---- Material for this exercise

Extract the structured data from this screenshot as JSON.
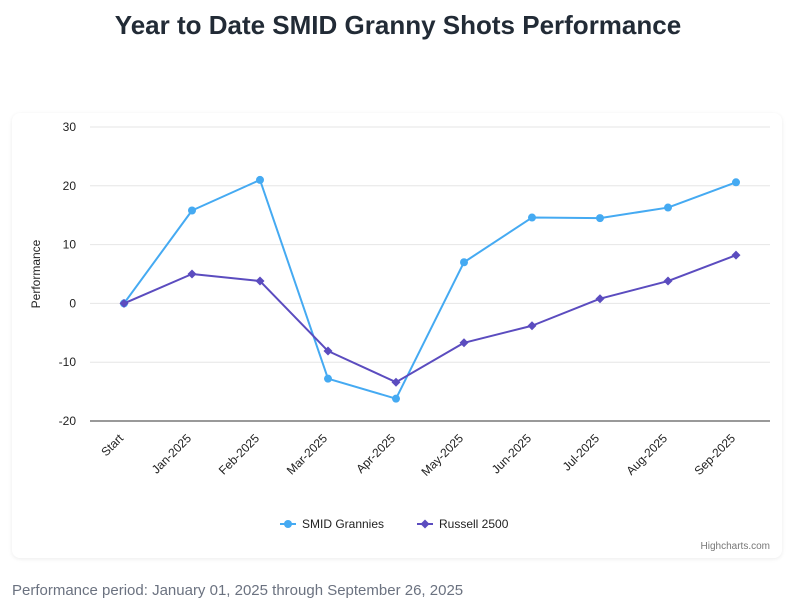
{
  "page": {
    "title": "Year to Date SMID Granny Shots Performance",
    "period_note": "Performance period: January 01, 2025 through September 26, 2025",
    "credits": "Highcharts.com"
  },
  "chart_data": {
    "type": "line",
    "title": "Year to Date SMID Granny Shots Performance",
    "xlabel": "",
    "ylabel": "Performance",
    "categories": [
      "Start",
      "Jan-2025",
      "Feb-2025",
      "Mar-2025",
      "Apr-2025",
      "May-2025",
      "Jun-2025",
      "Jul-2025",
      "Aug-2025",
      "Sep-2025"
    ],
    "ylim": [
      -20,
      30
    ],
    "yticks": [
      "30",
      "20",
      "10",
      "0",
      "-10",
      "-20"
    ],
    "grid": true,
    "legend_position": "bottom-center",
    "series": [
      {
        "name": "SMID Grannies",
        "color": "#45aaf2",
        "marker": "circle",
        "values": [
          0,
          15.8,
          21.0,
          -12.8,
          -16.2,
          7.0,
          14.6,
          14.5,
          16.3,
          20.6
        ]
      },
      {
        "name": "Russell 2500",
        "color": "#5b4cbf",
        "marker": "diamond",
        "values": [
          0,
          5.0,
          3.8,
          -8.1,
          -13.4,
          -6.7,
          -3.8,
          0.8,
          3.8,
          8.2
        ]
      }
    ]
  }
}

--------

To be done -
Transcribe the full listing above exactly, with the images removed.

Exercise result -
Extract the structured data from this screenshot as JSON.
{
  "page": {
    "title": "Year to Date SMID Granny Shots Performance",
    "period_note": "Performance period: January 01, 2025 through September 26, 2025",
    "credits": "Highcharts.com"
  },
  "chart_data": {
    "type": "line",
    "title": "Year to Date SMID Granny Shots Performance",
    "xlabel": "",
    "ylabel": "Performance",
    "categories": [
      "Start",
      "Jan-2025",
      "Feb-2025",
      "Mar-2025",
      "Apr-2025",
      "May-2025",
      "Jun-2025",
      "Jul-2025",
      "Aug-2025",
      "Sep-2025"
    ],
    "ylim": [
      -20,
      30
    ],
    "yticks": [
      "30",
      "20",
      "10",
      "0",
      "-10",
      "-20"
    ],
    "grid": true,
    "legend_position": "bottom-center",
    "series": [
      {
        "name": "SMID Grannies",
        "color": "#45aaf2",
        "marker": "circle",
        "values": [
          0,
          15.8,
          21.0,
          -12.8,
          -16.2,
          7.0,
          14.6,
          14.5,
          16.3,
          20.6
        ]
      },
      {
        "name": "Russell 2500",
        "color": "#5b4cbf",
        "marker": "diamond",
        "values": [
          0,
          5.0,
          3.8,
          -8.1,
          -13.4,
          -6.7,
          -3.8,
          0.8,
          3.8,
          8.2
        ]
      }
    ]
  }
}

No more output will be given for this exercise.